→ **JOB**
Transcribe the listing exactly, leaving out every picture.

-- start --

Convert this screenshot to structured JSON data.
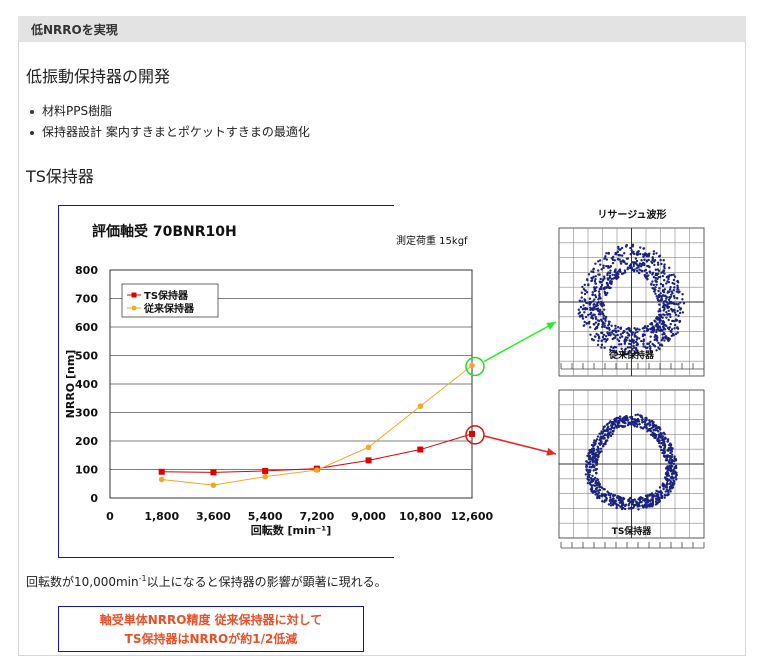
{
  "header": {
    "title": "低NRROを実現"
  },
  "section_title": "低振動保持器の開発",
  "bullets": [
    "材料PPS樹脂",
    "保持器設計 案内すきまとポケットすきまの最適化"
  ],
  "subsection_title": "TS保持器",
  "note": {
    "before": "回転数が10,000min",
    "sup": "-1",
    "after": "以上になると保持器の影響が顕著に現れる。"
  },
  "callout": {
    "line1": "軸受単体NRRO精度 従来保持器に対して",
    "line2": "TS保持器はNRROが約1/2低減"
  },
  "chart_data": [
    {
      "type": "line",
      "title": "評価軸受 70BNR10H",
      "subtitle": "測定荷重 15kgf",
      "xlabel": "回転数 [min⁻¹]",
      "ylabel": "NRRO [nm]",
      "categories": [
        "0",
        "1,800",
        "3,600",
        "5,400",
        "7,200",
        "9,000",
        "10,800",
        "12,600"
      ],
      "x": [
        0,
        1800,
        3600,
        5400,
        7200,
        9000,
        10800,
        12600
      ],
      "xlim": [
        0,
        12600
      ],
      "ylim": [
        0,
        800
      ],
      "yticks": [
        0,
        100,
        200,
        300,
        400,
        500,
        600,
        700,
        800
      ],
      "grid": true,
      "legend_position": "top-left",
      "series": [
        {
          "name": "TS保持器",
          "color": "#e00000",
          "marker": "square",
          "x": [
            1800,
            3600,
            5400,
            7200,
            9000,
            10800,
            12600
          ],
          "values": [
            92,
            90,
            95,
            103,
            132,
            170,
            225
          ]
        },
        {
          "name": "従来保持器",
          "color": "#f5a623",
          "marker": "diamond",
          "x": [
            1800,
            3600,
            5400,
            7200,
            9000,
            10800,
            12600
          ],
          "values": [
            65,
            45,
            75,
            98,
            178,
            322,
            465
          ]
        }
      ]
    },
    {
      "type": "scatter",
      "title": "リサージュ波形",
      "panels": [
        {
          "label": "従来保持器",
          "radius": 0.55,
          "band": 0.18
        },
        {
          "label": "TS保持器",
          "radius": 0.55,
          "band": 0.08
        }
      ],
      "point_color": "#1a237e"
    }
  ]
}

-- end --

→ **OUTPUT**
Convert this screenshot to structured JSON data.
{
  "header": {
    "title": "低NRROを実現"
  },
  "section_title": "低振動保持器の開発",
  "bullets": [
    "材料PPS樹脂",
    "保持器設計 案内すきまとポケットすきまの最適化"
  ],
  "subsection_title": "TS保持器",
  "note": {
    "before": "回転数が10,000min",
    "sup": "-1",
    "after": "以上になると保持器の影響が顕著に現れる。"
  },
  "callout": {
    "line1": "軸受単体NRRO精度 従来保持器に対して",
    "line2": "TS保持器はNRROが約1/2低減"
  },
  "chart_data": [
    {
      "type": "line",
      "title": "評価軸受 70BNR10H",
      "subtitle": "測定荷重 15kgf",
      "xlabel": "回転数 [min⁻¹]",
      "ylabel": "NRRO [nm]",
      "categories": [
        "0",
        "1,800",
        "3,600",
        "5,400",
        "7,200",
        "9,000",
        "10,800",
        "12,600"
      ],
      "x": [
        0,
        1800,
        3600,
        5400,
        7200,
        9000,
        10800,
        12600
      ],
      "xlim": [
        0,
        12600
      ],
      "ylim": [
        0,
        800
      ],
      "yticks": [
        0,
        100,
        200,
        300,
        400,
        500,
        600,
        700,
        800
      ],
      "grid": true,
      "legend_position": "top-left",
      "series": [
        {
          "name": "TS保持器",
          "color": "#e00000",
          "marker": "square",
          "x": [
            1800,
            3600,
            5400,
            7200,
            9000,
            10800,
            12600
          ],
          "values": [
            92,
            90,
            95,
            103,
            132,
            170,
            225
          ]
        },
        {
          "name": "従来保持器",
          "color": "#f5a623",
          "marker": "diamond",
          "x": [
            1800,
            3600,
            5400,
            7200,
            9000,
            10800,
            12600
          ],
          "values": [
            65,
            45,
            75,
            98,
            178,
            322,
            465
          ]
        }
      ]
    },
    {
      "type": "scatter",
      "title": "リサージュ波形",
      "panels": [
        {
          "label": "従来保持器",
          "radius": 0.55,
          "band": 0.18
        },
        {
          "label": "TS保持器",
          "radius": 0.55,
          "band": 0.08
        }
      ],
      "point_color": "#1a237e"
    }
  ]
}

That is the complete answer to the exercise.